=== Job ===
Return all lines from the listing below in which the string "XREF" occurs.
# start of Extracted information
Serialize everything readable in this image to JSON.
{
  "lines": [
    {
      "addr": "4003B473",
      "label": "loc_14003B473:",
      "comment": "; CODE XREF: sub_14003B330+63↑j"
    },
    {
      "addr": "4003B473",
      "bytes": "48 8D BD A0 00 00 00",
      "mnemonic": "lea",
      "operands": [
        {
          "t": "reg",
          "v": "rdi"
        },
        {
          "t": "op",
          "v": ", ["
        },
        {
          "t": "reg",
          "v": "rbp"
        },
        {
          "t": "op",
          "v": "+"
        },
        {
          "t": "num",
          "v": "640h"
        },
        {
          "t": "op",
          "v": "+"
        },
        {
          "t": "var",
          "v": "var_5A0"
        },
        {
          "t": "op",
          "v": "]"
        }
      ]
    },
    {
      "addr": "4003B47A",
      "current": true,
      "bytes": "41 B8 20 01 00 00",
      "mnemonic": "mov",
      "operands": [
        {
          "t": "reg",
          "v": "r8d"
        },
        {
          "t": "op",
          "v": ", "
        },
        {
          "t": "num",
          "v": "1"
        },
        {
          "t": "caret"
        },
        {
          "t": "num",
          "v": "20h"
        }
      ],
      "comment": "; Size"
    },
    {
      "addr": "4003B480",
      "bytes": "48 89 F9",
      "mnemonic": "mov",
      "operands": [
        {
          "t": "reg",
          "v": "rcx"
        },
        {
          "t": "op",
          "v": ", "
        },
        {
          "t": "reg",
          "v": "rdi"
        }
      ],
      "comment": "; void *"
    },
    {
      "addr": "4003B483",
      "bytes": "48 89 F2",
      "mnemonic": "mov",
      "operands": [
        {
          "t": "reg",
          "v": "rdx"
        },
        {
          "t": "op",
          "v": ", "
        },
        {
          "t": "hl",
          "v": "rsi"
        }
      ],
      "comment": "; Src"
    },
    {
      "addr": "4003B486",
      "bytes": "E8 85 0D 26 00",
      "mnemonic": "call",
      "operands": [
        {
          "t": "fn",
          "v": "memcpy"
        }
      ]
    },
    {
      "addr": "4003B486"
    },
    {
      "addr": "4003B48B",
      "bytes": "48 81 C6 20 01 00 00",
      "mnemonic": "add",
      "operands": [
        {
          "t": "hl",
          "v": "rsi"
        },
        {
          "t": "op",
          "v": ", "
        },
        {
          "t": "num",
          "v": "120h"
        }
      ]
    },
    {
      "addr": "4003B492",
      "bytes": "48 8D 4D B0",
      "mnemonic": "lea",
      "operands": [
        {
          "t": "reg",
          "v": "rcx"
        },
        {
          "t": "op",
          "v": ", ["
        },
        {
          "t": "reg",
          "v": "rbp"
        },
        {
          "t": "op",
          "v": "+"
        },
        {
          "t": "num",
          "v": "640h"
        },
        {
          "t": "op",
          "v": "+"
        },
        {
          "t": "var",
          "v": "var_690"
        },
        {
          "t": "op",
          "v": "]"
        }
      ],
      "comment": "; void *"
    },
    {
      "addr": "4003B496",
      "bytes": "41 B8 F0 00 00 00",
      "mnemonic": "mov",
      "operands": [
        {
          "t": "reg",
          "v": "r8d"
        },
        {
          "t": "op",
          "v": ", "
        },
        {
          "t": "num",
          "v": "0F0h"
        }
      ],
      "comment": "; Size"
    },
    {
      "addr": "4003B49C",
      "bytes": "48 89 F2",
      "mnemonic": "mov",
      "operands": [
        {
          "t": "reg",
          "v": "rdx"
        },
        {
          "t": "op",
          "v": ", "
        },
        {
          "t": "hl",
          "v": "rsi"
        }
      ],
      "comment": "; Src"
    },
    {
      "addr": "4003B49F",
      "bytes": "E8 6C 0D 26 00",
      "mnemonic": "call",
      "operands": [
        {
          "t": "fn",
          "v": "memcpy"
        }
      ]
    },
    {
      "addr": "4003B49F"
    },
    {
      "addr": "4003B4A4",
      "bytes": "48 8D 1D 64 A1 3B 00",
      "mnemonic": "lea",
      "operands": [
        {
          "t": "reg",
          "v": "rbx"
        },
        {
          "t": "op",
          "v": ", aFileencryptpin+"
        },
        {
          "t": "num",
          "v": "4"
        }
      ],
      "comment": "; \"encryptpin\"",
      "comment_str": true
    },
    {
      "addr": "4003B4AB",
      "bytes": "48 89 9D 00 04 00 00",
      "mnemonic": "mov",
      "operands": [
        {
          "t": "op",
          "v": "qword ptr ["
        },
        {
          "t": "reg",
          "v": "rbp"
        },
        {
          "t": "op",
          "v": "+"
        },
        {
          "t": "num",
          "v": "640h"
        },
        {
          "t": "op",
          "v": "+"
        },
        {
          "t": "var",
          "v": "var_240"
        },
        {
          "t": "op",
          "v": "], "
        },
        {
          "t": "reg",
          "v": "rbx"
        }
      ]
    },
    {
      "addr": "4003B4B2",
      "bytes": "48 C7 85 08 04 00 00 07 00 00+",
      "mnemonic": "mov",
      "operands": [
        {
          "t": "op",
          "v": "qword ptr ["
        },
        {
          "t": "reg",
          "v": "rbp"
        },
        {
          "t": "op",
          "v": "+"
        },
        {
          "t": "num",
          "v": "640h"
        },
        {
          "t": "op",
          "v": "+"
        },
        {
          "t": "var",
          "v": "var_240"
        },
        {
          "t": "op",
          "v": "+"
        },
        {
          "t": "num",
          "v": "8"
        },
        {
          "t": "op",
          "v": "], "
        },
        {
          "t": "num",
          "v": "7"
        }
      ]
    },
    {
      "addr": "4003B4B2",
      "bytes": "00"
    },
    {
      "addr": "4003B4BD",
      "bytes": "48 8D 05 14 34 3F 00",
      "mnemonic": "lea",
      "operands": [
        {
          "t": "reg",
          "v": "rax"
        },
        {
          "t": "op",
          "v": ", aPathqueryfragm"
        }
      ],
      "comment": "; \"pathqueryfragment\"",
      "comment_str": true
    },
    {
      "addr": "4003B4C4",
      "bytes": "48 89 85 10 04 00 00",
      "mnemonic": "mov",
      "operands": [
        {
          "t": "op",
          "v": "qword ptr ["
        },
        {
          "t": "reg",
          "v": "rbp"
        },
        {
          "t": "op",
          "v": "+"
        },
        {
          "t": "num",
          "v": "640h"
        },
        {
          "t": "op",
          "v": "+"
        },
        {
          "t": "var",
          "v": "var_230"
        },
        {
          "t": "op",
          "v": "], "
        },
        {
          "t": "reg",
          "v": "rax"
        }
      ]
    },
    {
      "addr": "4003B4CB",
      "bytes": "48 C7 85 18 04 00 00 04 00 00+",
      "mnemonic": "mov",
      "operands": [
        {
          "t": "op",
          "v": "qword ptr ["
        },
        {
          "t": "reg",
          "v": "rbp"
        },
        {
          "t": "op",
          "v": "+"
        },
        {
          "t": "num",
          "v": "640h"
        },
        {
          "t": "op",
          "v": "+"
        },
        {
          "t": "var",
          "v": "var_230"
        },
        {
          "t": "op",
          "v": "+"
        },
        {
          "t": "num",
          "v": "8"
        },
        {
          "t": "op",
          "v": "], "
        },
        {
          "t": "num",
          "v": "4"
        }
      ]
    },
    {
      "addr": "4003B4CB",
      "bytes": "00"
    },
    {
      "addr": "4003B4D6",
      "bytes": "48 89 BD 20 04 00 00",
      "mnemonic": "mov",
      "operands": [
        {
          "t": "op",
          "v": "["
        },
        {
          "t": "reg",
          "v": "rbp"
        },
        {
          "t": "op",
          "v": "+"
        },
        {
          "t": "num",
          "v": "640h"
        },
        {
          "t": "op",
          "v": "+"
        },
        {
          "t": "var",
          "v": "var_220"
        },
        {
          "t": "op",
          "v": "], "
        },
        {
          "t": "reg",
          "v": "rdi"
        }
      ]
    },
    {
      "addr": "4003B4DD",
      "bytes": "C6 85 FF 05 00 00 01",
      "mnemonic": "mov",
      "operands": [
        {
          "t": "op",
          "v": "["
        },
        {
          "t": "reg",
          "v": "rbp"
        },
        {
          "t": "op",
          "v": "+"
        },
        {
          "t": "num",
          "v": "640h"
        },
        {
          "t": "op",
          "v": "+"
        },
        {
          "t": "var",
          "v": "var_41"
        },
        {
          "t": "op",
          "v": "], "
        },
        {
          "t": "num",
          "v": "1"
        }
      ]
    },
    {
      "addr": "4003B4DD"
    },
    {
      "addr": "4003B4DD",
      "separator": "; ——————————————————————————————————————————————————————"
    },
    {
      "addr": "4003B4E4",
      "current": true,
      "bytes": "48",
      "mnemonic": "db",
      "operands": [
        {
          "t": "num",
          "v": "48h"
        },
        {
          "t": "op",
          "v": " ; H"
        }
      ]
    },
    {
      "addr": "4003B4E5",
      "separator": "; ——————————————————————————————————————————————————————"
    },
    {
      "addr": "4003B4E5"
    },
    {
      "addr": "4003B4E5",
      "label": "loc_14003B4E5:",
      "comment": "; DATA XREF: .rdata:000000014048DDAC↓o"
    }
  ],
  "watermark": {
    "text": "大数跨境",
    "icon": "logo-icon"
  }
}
# end of Extracted information
=== Exercise result ===
      "comment": "; CODE XREF: sub_14003B330+63↑j"
      "comment": "; DATA XREF: .rdata:000000014048DDAC↓o"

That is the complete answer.